Extracts from a graphics dataset
>> begin
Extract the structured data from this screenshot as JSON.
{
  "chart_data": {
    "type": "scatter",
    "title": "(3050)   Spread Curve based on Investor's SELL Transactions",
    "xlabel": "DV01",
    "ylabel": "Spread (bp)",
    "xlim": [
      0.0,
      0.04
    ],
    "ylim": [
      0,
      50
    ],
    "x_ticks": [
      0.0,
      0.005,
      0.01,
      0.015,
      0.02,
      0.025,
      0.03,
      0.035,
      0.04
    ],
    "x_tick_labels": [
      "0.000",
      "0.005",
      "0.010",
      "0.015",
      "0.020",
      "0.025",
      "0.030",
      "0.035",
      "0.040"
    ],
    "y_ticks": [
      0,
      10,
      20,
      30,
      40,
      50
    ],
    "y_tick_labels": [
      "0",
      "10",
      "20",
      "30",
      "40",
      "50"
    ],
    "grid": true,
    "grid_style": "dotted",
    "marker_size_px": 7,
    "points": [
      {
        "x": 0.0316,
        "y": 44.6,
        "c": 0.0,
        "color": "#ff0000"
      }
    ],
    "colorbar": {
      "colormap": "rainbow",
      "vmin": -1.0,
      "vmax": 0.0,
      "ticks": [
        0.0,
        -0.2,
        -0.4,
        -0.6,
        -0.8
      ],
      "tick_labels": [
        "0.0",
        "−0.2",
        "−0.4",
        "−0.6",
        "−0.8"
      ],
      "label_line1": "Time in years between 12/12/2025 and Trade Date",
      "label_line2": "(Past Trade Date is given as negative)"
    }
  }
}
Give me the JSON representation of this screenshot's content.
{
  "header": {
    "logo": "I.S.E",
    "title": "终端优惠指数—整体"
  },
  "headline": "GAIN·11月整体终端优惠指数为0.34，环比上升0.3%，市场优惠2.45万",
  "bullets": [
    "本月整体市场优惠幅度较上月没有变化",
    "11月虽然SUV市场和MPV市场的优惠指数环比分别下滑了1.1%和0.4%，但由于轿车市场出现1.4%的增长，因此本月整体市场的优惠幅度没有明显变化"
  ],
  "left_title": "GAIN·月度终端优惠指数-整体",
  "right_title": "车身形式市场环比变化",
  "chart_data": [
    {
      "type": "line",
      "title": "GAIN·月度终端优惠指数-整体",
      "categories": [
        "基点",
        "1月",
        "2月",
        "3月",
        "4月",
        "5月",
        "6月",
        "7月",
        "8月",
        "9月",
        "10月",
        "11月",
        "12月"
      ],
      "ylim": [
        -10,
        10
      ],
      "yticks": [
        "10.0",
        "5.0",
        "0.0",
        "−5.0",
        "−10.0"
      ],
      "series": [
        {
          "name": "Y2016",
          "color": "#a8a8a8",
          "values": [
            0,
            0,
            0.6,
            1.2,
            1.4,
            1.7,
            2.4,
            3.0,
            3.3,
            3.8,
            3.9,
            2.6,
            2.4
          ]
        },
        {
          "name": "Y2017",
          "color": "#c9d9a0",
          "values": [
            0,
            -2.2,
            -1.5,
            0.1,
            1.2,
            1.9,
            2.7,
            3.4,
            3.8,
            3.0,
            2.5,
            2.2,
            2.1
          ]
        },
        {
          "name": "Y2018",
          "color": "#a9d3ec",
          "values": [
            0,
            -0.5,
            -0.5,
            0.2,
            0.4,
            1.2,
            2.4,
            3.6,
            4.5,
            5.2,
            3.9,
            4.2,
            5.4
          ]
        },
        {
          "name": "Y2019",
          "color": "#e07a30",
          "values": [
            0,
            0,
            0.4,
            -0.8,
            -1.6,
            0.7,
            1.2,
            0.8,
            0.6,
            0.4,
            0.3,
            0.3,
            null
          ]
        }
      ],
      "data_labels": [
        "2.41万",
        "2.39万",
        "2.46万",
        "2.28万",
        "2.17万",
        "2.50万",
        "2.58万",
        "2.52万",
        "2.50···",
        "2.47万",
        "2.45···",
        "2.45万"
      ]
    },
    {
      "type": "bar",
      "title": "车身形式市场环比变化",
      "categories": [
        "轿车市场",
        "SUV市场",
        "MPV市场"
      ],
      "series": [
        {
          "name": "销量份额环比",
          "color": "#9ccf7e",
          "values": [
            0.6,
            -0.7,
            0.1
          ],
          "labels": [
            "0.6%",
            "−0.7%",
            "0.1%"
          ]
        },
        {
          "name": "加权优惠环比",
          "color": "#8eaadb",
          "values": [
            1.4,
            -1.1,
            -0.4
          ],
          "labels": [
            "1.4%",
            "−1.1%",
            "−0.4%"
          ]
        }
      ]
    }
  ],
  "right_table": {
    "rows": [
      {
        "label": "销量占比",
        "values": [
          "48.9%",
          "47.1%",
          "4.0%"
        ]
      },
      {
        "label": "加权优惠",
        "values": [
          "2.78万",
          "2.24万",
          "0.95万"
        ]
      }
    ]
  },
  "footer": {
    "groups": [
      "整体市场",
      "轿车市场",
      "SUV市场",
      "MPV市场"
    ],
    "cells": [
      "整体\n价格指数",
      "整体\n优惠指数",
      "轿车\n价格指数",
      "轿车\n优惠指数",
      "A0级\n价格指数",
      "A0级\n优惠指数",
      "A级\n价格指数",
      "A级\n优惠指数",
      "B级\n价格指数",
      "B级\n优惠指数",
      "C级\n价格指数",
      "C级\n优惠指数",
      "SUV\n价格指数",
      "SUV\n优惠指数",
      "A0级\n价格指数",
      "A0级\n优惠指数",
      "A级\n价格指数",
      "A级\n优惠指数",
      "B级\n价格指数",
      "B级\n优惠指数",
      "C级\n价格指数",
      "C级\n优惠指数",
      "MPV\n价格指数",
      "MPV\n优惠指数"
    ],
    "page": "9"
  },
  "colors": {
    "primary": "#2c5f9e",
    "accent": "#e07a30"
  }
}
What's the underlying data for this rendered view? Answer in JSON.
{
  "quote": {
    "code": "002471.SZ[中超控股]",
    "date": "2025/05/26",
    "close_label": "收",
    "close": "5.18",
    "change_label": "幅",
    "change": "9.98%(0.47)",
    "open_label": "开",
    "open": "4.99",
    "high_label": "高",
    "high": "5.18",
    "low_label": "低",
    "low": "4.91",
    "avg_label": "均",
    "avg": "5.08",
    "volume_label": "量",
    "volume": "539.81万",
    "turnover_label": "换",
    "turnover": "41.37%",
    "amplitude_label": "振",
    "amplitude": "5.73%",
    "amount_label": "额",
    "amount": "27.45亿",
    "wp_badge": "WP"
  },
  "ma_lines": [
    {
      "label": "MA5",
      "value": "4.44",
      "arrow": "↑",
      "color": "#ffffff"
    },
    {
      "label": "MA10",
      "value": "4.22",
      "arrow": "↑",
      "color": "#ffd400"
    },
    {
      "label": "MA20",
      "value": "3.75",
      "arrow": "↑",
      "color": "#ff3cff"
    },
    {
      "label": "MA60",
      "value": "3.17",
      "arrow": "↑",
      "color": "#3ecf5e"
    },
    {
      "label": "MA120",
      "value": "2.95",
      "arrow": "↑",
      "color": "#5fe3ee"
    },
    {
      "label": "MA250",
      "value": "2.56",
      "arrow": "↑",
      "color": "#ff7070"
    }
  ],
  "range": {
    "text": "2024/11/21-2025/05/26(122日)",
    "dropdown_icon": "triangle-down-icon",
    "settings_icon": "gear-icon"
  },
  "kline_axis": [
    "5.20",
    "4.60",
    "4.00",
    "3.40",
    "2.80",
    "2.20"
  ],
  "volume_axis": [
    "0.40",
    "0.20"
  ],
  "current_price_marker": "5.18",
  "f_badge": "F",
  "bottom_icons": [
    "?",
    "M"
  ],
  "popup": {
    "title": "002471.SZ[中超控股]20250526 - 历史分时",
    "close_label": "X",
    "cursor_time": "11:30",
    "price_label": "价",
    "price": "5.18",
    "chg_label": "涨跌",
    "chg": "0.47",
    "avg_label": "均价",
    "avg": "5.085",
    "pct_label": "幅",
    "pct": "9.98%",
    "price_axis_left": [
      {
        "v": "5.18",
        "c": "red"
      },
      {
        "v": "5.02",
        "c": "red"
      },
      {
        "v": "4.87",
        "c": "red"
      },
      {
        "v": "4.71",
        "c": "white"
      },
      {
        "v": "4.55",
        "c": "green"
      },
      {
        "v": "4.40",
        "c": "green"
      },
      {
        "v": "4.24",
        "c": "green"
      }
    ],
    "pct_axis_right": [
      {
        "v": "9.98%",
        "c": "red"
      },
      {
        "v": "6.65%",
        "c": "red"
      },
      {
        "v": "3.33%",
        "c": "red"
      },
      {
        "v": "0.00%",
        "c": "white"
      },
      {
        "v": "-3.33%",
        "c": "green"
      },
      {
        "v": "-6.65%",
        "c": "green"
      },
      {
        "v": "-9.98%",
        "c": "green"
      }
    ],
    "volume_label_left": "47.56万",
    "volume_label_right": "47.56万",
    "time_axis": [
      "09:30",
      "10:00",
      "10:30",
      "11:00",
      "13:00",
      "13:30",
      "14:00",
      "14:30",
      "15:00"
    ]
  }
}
>> end
▶ [EXERCISE BRIEF] From the data above, copy each line that holds "this".

▶ [CORRECT ANSWER]
Extract the structured data from this screenshot as JSON.
Give me the JSON representation of this screenshot's content.
What's the underlying data for this rendered view? Answer in JSON.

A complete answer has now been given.